--- start SUPPLIED ENTRIES ---

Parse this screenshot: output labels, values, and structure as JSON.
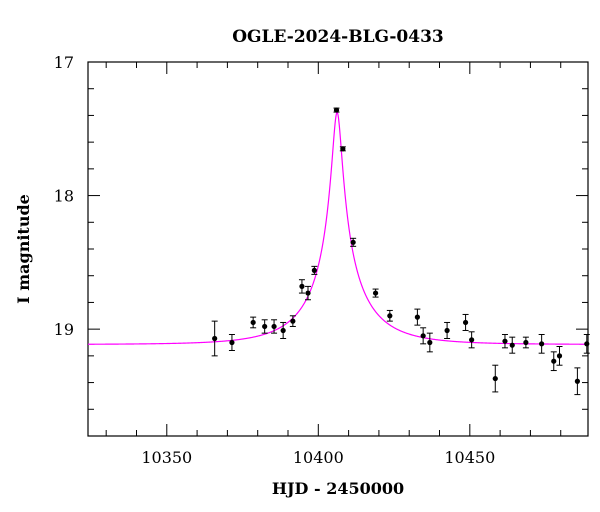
{
  "chart_data": {
    "type": "scatter",
    "title": "OGLE-2024-BLG-0433",
    "xlabel": "HJD - 2450000",
    "ylabel": "I magnitude",
    "xlim": [
      10324,
      10489
    ],
    "ylim": [
      19.8,
      17.0
    ],
    "y_inverted": true,
    "x_ticks_major": [
      10350,
      10400,
      10450
    ],
    "x_tick_labels": [
      "10350",
      "10400",
      "10450"
    ],
    "x_ticks_minor_step": 10,
    "y_ticks_major": [
      17,
      18,
      19
    ],
    "y_tick_labels": [
      "17",
      "18",
      "19"
    ],
    "y_ticks_minor_step": 0.2,
    "grid": false,
    "legend": "none",
    "points_color": "#000000",
    "model_color": "#ff00ff",
    "model": {
      "name": "",
      "type": "point-lens",
      "t0": 10406.2,
      "u0": 0.075,
      "tE": 20,
      "baseline_mag": 19.115,
      "source_flux_fraction": 0.32
    },
    "series": [
      {
        "name": "",
        "x": [
          10365.8,
          10371.5,
          10378.5,
          10382.3,
          10385.4,
          10388.4,
          10391.6,
          10394.6,
          10396.6,
          10398.7,
          10406.0,
          10408.1,
          10411.5,
          10418.9,
          10423.6,
          10432.7,
          10434.6,
          10436.8,
          10442.5,
          10448.6,
          10450.6,
          10458.4,
          10461.6,
          10464.0,
          10468.5,
          10473.7,
          10477.7,
          10479.6,
          10485.5,
          10488.6
        ],
        "y": [
          19.07,
          19.1,
          18.95,
          18.98,
          18.98,
          19.01,
          18.94,
          18.68,
          18.73,
          18.56,
          17.36,
          17.65,
          18.35,
          18.73,
          18.9,
          18.91,
          19.05,
          19.1,
          19.01,
          18.95,
          19.08,
          19.37,
          19.09,
          19.12,
          19.1,
          19.11,
          19.24,
          19.2,
          19.39,
          19.11
        ],
        "yerr": [
          0.13,
          0.06,
          0.04,
          0.05,
          0.05,
          0.06,
          0.04,
          0.05,
          0.05,
          0.03,
          0.015,
          0.015,
          0.03,
          0.03,
          0.04,
          0.06,
          0.06,
          0.07,
          0.06,
          0.06,
          0.06,
          0.1,
          0.05,
          0.06,
          0.04,
          0.07,
          0.07,
          0.07,
          0.1,
          0.07
        ]
      }
    ]
  }
}
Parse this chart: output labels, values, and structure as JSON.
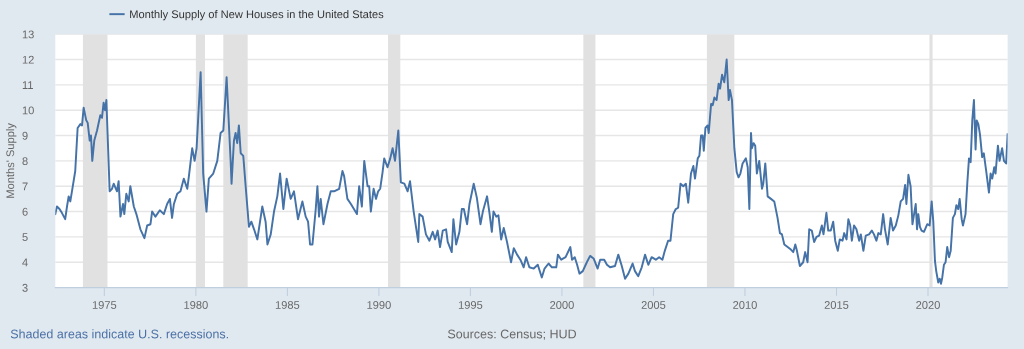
{
  "chart_data": {
    "type": "line",
    "ylabel": "Months' Supply",
    "legend": "top left",
    "grid": "y",
    "xlim": [
      1972.32,
      2024.35
    ],
    "ylim": [
      3,
      13
    ],
    "xticks": [
      1975,
      1980,
      1985,
      1990,
      1995,
      2000,
      2005,
      2010,
      2015,
      2020
    ],
    "yticks": [
      3,
      4,
      5,
      6,
      7,
      8,
      9,
      10,
      11,
      12,
      13
    ],
    "bands": [
      {
        "axis": "x",
        "from": 1973.83,
        "to": 1975.17,
        "color": "#e1e1e1"
      },
      {
        "axis": "x",
        "from": 1980.0,
        "to": 1980.5,
        "color": "#e1e1e1"
      },
      {
        "axis": "x",
        "from": 1981.5,
        "to": 1982.83,
        "color": "#e1e1e1"
      },
      {
        "axis": "x",
        "from": 1990.5,
        "to": 1991.17,
        "color": "#e1e1e1"
      },
      {
        "axis": "x",
        "from": 2001.17,
        "to": 2001.83,
        "color": "#e1e1e1"
      },
      {
        "axis": "x",
        "from": 2007.92,
        "to": 2009.42,
        "color": "#e1e1e1"
      },
      {
        "axis": "x",
        "from": 2020.08,
        "to": 2020.25,
        "color": "#e1e1e1"
      }
    ],
    "annotations": [
      "Shaded areas indicate U.S. recessions.",
      "Sources: Census; HUD"
    ],
    "series": [
      {
        "name": "Monthly Supply of New Houses in the United States",
        "color": "#4572a7",
        "x": [
          1972.32,
          1972.41,
          1972.55,
          1972.68,
          1972.86,
          1972.96,
          1973.05,
          1973.14,
          1973.23,
          1973.41,
          1973.54,
          1973.69,
          1973.78,
          1973.87,
          1974.01,
          1974.09,
          1974.2,
          1974.27,
          1974.34,
          1974.45,
          1974.6,
          1974.78,
          1974.87,
          1974.96,
          1975.04,
          1975.11,
          1975.29,
          1975.42,
          1975.51,
          1975.69,
          1975.78,
          1975.88,
          1976.02,
          1976.09,
          1976.2,
          1976.33,
          1976.42,
          1976.61,
          1976.75,
          1976.97,
          1977.19,
          1977.34,
          1977.52,
          1977.61,
          1977.79,
          1978.03,
          1978.25,
          1978.43,
          1978.58,
          1978.7,
          1978.8,
          1978.98,
          1979.16,
          1979.34,
          1979.53,
          1979.62,
          1979.8,
          1979.93,
          1980.04,
          1980.26,
          1980.4,
          1980.58,
          1980.71,
          1980.95,
          1981.17,
          1981.35,
          1981.5,
          1981.68,
          1981.9,
          1981.95,
          1982.08,
          1982.17,
          1982.26,
          1982.35,
          1982.45,
          1982.59,
          1982.72,
          1982.9,
          1983.03,
          1983.18,
          1983.36,
          1983.63,
          1983.81,
          1983.91,
          1984.09,
          1984.27,
          1984.45,
          1984.6,
          1984.78,
          1984.96,
          1985.18,
          1985.36,
          1985.58,
          1985.82,
          1986.0,
          1986.13,
          1986.24,
          1986.37,
          1986.55,
          1986.64,
          1986.73,
          1986.82,
          1986.97,
          1987.19,
          1987.37,
          1987.55,
          1987.83,
          1988.01,
          1988.1,
          1988.28,
          1988.47,
          1988.8,
          1988.92,
          1989.07,
          1989.2,
          1989.38,
          1989.47,
          1989.56,
          1989.71,
          1989.84,
          1989.96,
          1990.07,
          1990.2,
          1990.29,
          1990.47,
          1990.62,
          1990.75,
          1990.88,
          1991.06,
          1991.2,
          1991.39,
          1991.57,
          1991.7,
          1991.9,
          1992.15,
          1992.21,
          1992.39,
          1992.57,
          1992.76,
          1992.94,
          1993.07,
          1993.21,
          1993.34,
          1993.49,
          1993.67,
          1993.76,
          1993.98,
          1994.07,
          1994.22,
          1994.4,
          1994.53,
          1994.64,
          1994.82,
          1994.95,
          1995.18,
          1995.35,
          1995.55,
          1995.68,
          1995.91,
          1996.04,
          1996.17,
          1996.26,
          1996.41,
          1996.53,
          1996.68,
          1996.82,
          1997.0,
          1997.22,
          1997.37,
          1997.55,
          1997.73,
          1997.91,
          1998.04,
          1998.22,
          1998.46,
          1998.68,
          1998.9,
          1999.05,
          1999.27,
          1999.45,
          1999.69,
          1999.78,
          1999.96,
          2000.2,
          2000.46,
          2000.55,
          2000.7,
          2000.83,
          2000.96,
          2001.14,
          2001.36,
          2001.54,
          2001.73,
          2001.95,
          2002.09,
          2002.31,
          2002.46,
          2002.63,
          2002.9,
          2003.08,
          2003.27,
          2003.45,
          2003.63,
          2003.86,
          2003.99,
          2004.17,
          2004.36,
          2004.54,
          2004.72,
          2004.9,
          2005.13,
          2005.31,
          2005.49,
          2005.62,
          2005.8,
          2005.93,
          2006.08,
          2006.22,
          2006.35,
          2006.48,
          2006.63,
          2006.77,
          2006.9,
          2007.05,
          2007.18,
          2007.27,
          2007.42,
          2007.51,
          2007.6,
          2007.69,
          2007.75,
          2007.84,
          2007.96,
          2008.02,
          2008.15,
          2008.24,
          2008.33,
          2008.45,
          2008.56,
          2008.64,
          2008.75,
          2008.87,
          2009.0,
          2009.11,
          2009.18,
          2009.29,
          2009.42,
          2009.55,
          2009.65,
          2009.75,
          2009.87,
          2010.05,
          2010.15,
          2010.24,
          2010.33,
          2010.38,
          2010.47,
          2010.56,
          2010.65,
          2010.78,
          2010.93,
          2011.0,
          2011.11,
          2011.24,
          2011.42,
          2011.6,
          2011.78,
          2011.91,
          2012.02,
          2012.15,
          2012.33,
          2012.51,
          2012.64,
          2012.75,
          2012.84,
          2013.0,
          2013.18,
          2013.29,
          2013.42,
          2013.51,
          2013.65,
          2013.78,
          2013.91,
          2014.05,
          2014.2,
          2014.29,
          2014.45,
          2014.55,
          2014.69,
          2014.82,
          2014.93,
          2015.07,
          2015.18,
          2015.33,
          2015.42,
          2015.55,
          2015.65,
          2015.75,
          2015.84,
          2015.96,
          2016.09,
          2016.24,
          2016.33,
          2016.47,
          2016.6,
          2016.78,
          2016.93,
          2017.05,
          2017.18,
          2017.29,
          2017.42,
          2017.55,
          2017.65,
          2017.8,
          2017.96,
          2018.09,
          2018.24,
          2018.38,
          2018.51,
          2018.64,
          2018.75,
          2018.82,
          2018.93,
          2019.05,
          2019.15,
          2019.24,
          2019.33,
          2019.4,
          2019.47,
          2019.56,
          2019.65,
          2019.78,
          2019.96,
          2020.09,
          2020.2,
          2020.29,
          2020.38,
          2020.45,
          2020.56,
          2020.64,
          2020.71,
          2020.78,
          2020.87,
          2020.96,
          2021.05,
          2021.15,
          2021.24,
          2021.36,
          2021.47,
          2021.55,
          2021.65,
          2021.73,
          2021.84,
          2021.91,
          2022.05,
          2022.15,
          2022.24,
          2022.33,
          2022.42,
          2022.51,
          2022.6,
          2022.66,
          2022.75,
          2022.84,
          2022.96,
          2023.05,
          2023.18,
          2023.33,
          2023.42,
          2023.51,
          2023.62,
          2023.69,
          2023.82,
          2023.91,
          2024.05,
          2024.15,
          2024.27,
          2024.35
        ],
        "values": [
          5.9,
          6.2,
          6.1,
          5.95,
          5.7,
          6.2,
          6.6,
          6.4,
          6.8,
          7.6,
          9.3,
          9.45,
          9.4,
          10.1,
          9.6,
          9.5,
          8.8,
          9.0,
          8.0,
          8.8,
          9.2,
          9.8,
          9.7,
          10.3,
          10.0,
          10.4,
          6.8,
          6.9,
          7.1,
          6.8,
          7.2,
          5.8,
          6.3,
          5.9,
          6.7,
          6.4,
          7.0,
          6.2,
          5.9,
          5.3,
          4.95,
          5.45,
          5.5,
          6.0,
          5.8,
          6.05,
          5.9,
          6.3,
          6.5,
          5.75,
          6.3,
          6.7,
          6.8,
          7.3,
          6.9,
          7.4,
          8.5,
          8.0,
          8.5,
          11.5,
          7.5,
          6.0,
          7.3,
          7.5,
          8.0,
          9.1,
          9.2,
          11.3,
          8.0,
          7.1,
          8.8,
          9.1,
          8.7,
          9.4,
          8.3,
          8.2,
          7.0,
          5.4,
          5.6,
          5.3,
          4.9,
          6.2,
          5.6,
          4.7,
          5.1,
          6.0,
          6.6,
          7.5,
          6.1,
          7.3,
          6.5,
          6.8,
          5.7,
          6.4,
          5.8,
          5.6,
          4.7,
          4.7,
          6.1,
          7.0,
          5.8,
          6.5,
          5.5,
          6.3,
          6.8,
          6.8,
          6.9,
          7.6,
          7.4,
          6.5,
          6.3,
          5.9,
          7.0,
          6.2,
          8.0,
          7.0,
          7.0,
          6.0,
          6.9,
          6.5,
          6.8,
          6.9,
          7.55,
          8.1,
          7.75,
          8.1,
          8.5,
          8.0,
          9.2,
          7.15,
          7.1,
          6.8,
          7.2,
          6.0,
          4.8,
          5.9,
          5.8,
          5.1,
          4.85,
          5.2,
          4.9,
          5.25,
          4.6,
          5.25,
          5.3,
          4.8,
          4.4,
          5.7,
          4.7,
          5.2,
          6.1,
          6.1,
          5.5,
          6.3,
          7.1,
          6.55,
          5.5,
          6.0,
          6.6,
          5.95,
          5.2,
          6.0,
          5.8,
          5.85,
          4.9,
          5.35,
          4.8,
          4.0,
          4.55,
          4.3,
          4.1,
          3.8,
          4.2,
          3.8,
          3.75,
          3.9,
          3.4,
          3.75,
          3.95,
          3.8,
          3.8,
          4.3,
          4.1,
          4.2,
          4.6,
          4.1,
          4.2,
          3.9,
          3.55,
          3.65,
          4.0,
          4.25,
          4.15,
          3.75,
          4.1,
          4.1,
          3.9,
          3.8,
          3.85,
          4.3,
          3.85,
          3.35,
          3.55,
          3.95,
          3.65,
          3.45,
          3.8,
          4.3,
          3.9,
          4.2,
          4.1,
          4.2,
          4.1,
          4.45,
          4.85,
          4.85,
          5.9,
          6.1,
          6.15,
          7.1,
          7.0,
          7.1,
          6.35,
          7.5,
          7.8,
          7.3,
          8.1,
          8.2,
          9.0,
          9.0,
          8.4,
          9.3,
          9.4,
          9.1,
          10.25,
          10.2,
          10.5,
          10.4,
          11.05,
          10.85,
          11.4,
          11.1,
          12.0,
          10.4,
          10.8,
          10.4,
          8.5,
          7.55,
          7.35,
          7.5,
          7.9,
          8.1,
          7.75,
          6.1,
          9.1,
          8.5,
          8.7,
          8.6,
          7.5,
          8.0,
          6.9,
          7.1,
          7.9,
          6.6,
          6.5,
          6.4,
          5.75,
          5.15,
          5.1,
          4.7,
          4.6,
          4.5,
          4.4,
          4.7,
          4.45,
          3.85,
          4.0,
          4.4,
          4.0,
          5.3,
          5.25,
          4.8,
          5.0,
          5.05,
          5.45,
          5.1,
          5.95,
          5.25,
          5.25,
          5.6,
          4.85,
          4.45,
          4.9,
          4.85,
          5.15,
          4.9,
          5.7,
          5.45,
          4.85,
          5.45,
          5.3,
          4.85,
          5.1,
          4.45,
          5.05,
          5.1,
          5.25,
          5.1,
          4.85,
          5.15,
          5.1,
          5.9,
          5.3,
          4.7,
          5.75,
          5.25,
          5.45,
          5.85,
          6.4,
          6.5,
          7.05,
          6.3,
          7.45,
          7.0,
          5.5,
          5.9,
          6.3,
          5.3,
          5.9,
          5.4,
          5.25,
          5.2,
          5.5,
          5.45,
          6.4,
          5.6,
          4.05,
          3.65,
          3.2,
          3.35,
          3.15,
          3.4,
          3.9,
          4.0,
          4.6,
          4.2,
          4.45,
          5.75,
          5.9,
          6.25,
          6.1,
          6.5,
          5.7,
          5.45,
          5.9,
          7.15,
          8.1,
          7.95,
          9.6,
          10.4,
          8.45,
          9.6,
          9.45,
          9.05,
          8.15,
          8.3,
          7.6,
          6.75,
          7.5,
          7.3,
          7.75,
          7.5,
          8.6,
          8.0,
          8.5,
          8.0,
          7.9,
          9.05
        ]
      }
    ]
  }
}
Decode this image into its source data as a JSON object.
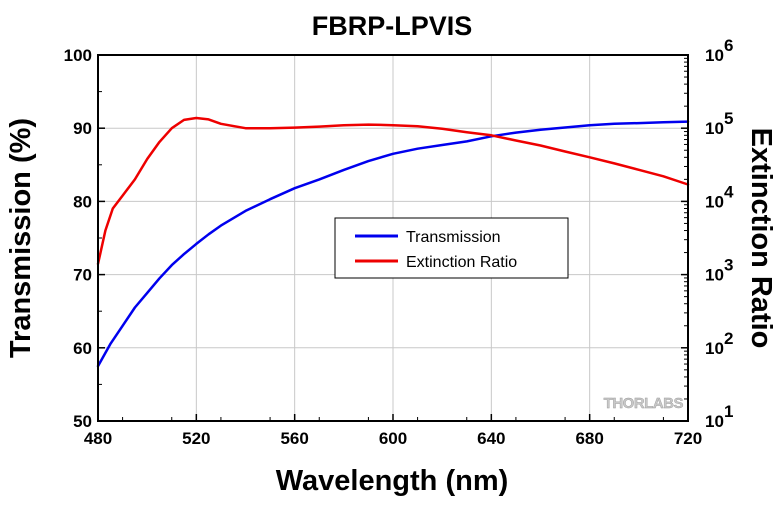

--- end SUPPLIED ENTRIES ---

• _TASK OBJECTIVE_: Check each line of the records for the word "type", and show the lines that contain it.

• _WRITTEN SOLUTION_:
    "type": "scatter",
      "type": "point-lens",
    "type": "line",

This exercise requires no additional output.